EXERCISE INSTRUCTIONS: Keep only the lines of the listing that include the word "العظم", and copy them.

EXERCISE MATERIALS:

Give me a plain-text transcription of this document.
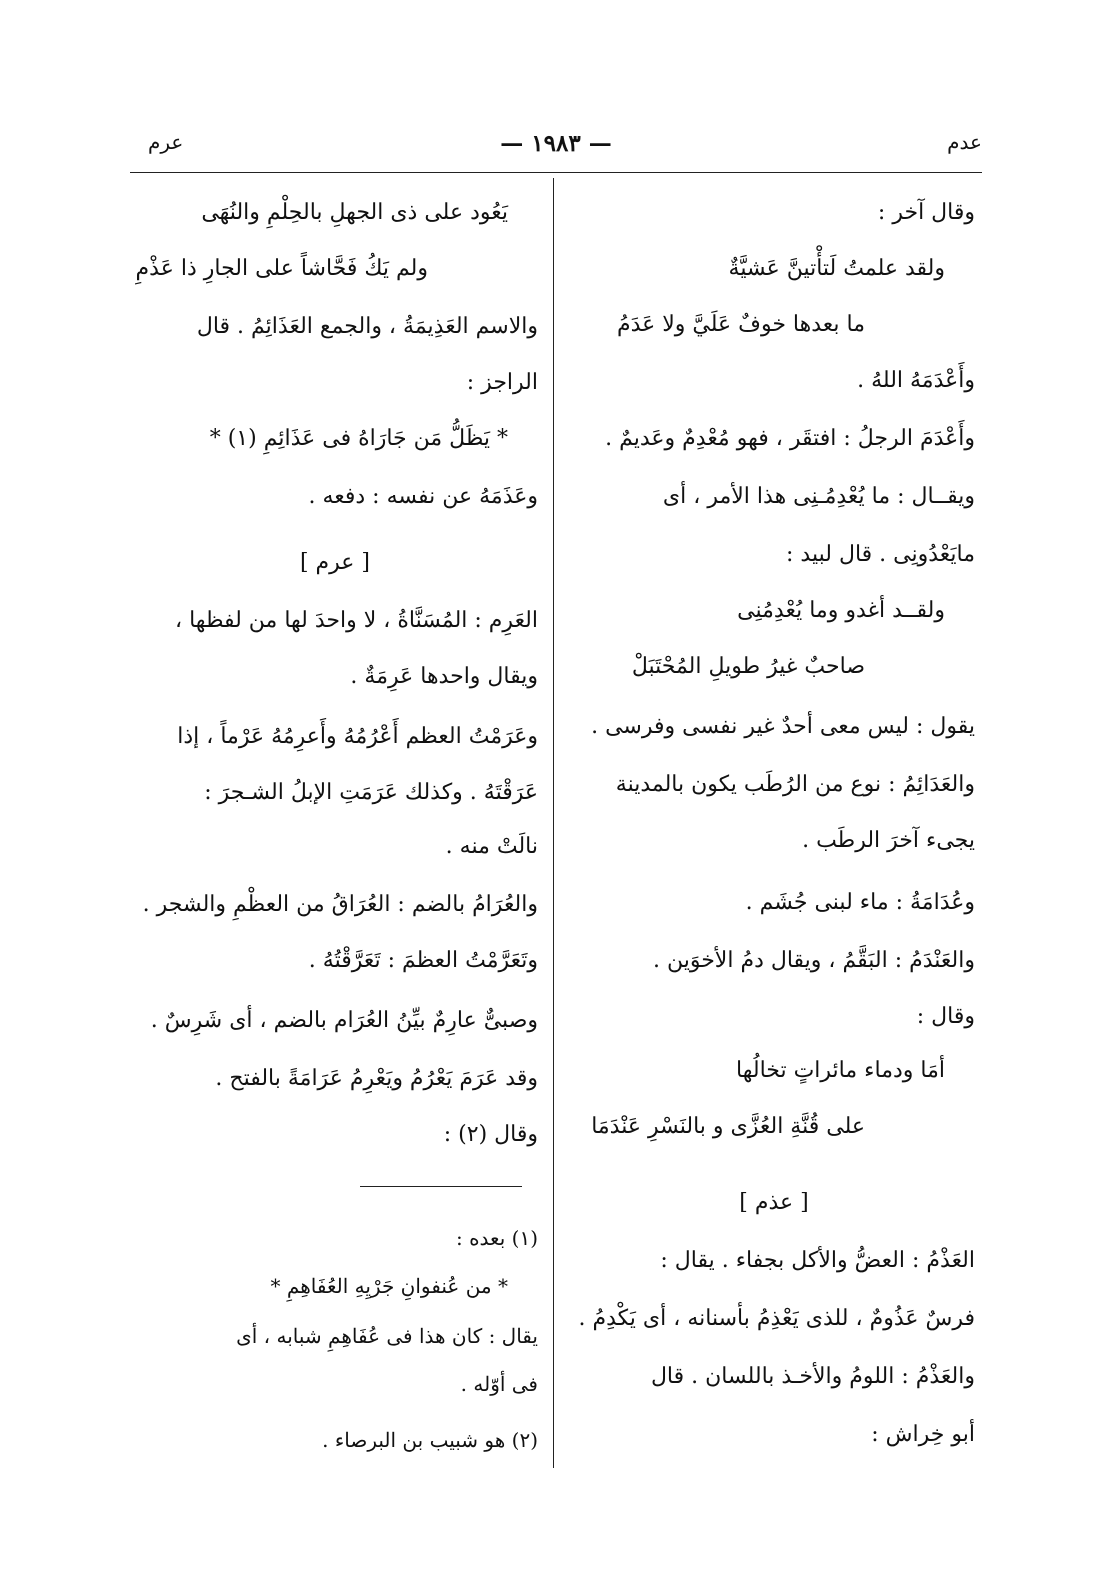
عدم
— ١٩٨٣ —
عرم
وقال آخر :
ولقد علمتُ لَتأْتينَّ عَشيَّةٌ
ما بعدها خوفٌ عَلَيَّ ولا عَدَمُ
وأَعْدَمَهُ اللهُ .
وأَعْدَمَ الرجلُ : افتقَر ، فهو مُعْدِمٌ وعَديمٌ .
ويقــال : ما يُعْدِمُـنِى هذا الأمر ، أى
مايَعْدُونِى . قال لبيد :
ولقــد أغدو وما يُعْدِمُنِى
صاحبٌ غيرُ طويلِ المُحْتَبَلْ
يقول : ليس معى أحدٌ غير نفسى وفرسى .
والعَدَائِمُ : نوع من الرُطَب يكون بالمدينة
يجىء آخرَ الرطَب .
وعُدَامَةُ : ماء لبنى جُشَم .
والعَنْدَمُ : البَقَّمُ ، ويقال دمُ الأخوَين .
وقال :
أمَا ودماء مائراتٍ تخالُها
على قُنَّةِ العُزَّى و بالنَسْرِ عَنْدَمَا
[ عذم ]
العَذْمُ : العضُّ والأكل بجفاء . يقال :
فرسٌ عَذُومٌ ، للذى يَعْذِمُ بأسنانه ، أى يَكْدِمُ .
والعَذْمُ : اللومُ والأخـذ باللسان . قال
أبو خِراش :
يَعُود على ذى الجهلِ بالحِلْمِ والنُهَى
ولم يَكُ فَحَّاشاً على الجارِ ذا عَذْمِ
والاسم العَذِيمَةُ ، والجمع العَذَائِمُ . قال
الراجز :
* يَظَلُّ مَن جَارَاهُ فى عَذَائِمِ (١) *
وعَذَمَهُ عن نفسه : دفعه .
[ عرم ]
العَرِم : المُسَنَّاةُ ، لا واحدَ لها من لفظها ،
ويقال واحدها عَرِمَةٌ .
وعَرَمْتُ العظم أَعْرُمُهُ وأَعرِمُهُ عَرْماً ، إذا
عَرَقْتَهُ . وكذلك عَرَمَتِ الإبلُ الشـجرَ :
نالَتْ منه .
والعُرَامُ بالضم : العُرَاقُ من العظْمِ والشجر .
وتَعَرَّمْتُ العظمَ : تَعَرَّقْتُهُ .
وصبىٌّ عارِمٌ بيِّنُ العُرَام بالضم ، أى شَرِسٌ .
وقد عَرَمَ يَعْرُمُ ويَعْرِمُ عَرَامَةً بالفتح .
وقال (٢) :
(١) بعده :
* من عُنفوانِ جَرْيِهِ العُفَاهِمِ *
يقال : كان هذا فى عُفَاهِمِ شبابه ، أى
فى أوّله .
(٢) هو شبيب بن البرصاء .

THE SOLUTION:
وعَرَمْتُ العظم أَعْرُمُهُ وأَعرِمُهُ عَرْماً ، إذا
وتَعَرَّمْتُ العظمَ : تَعَرَّقْتُهُ .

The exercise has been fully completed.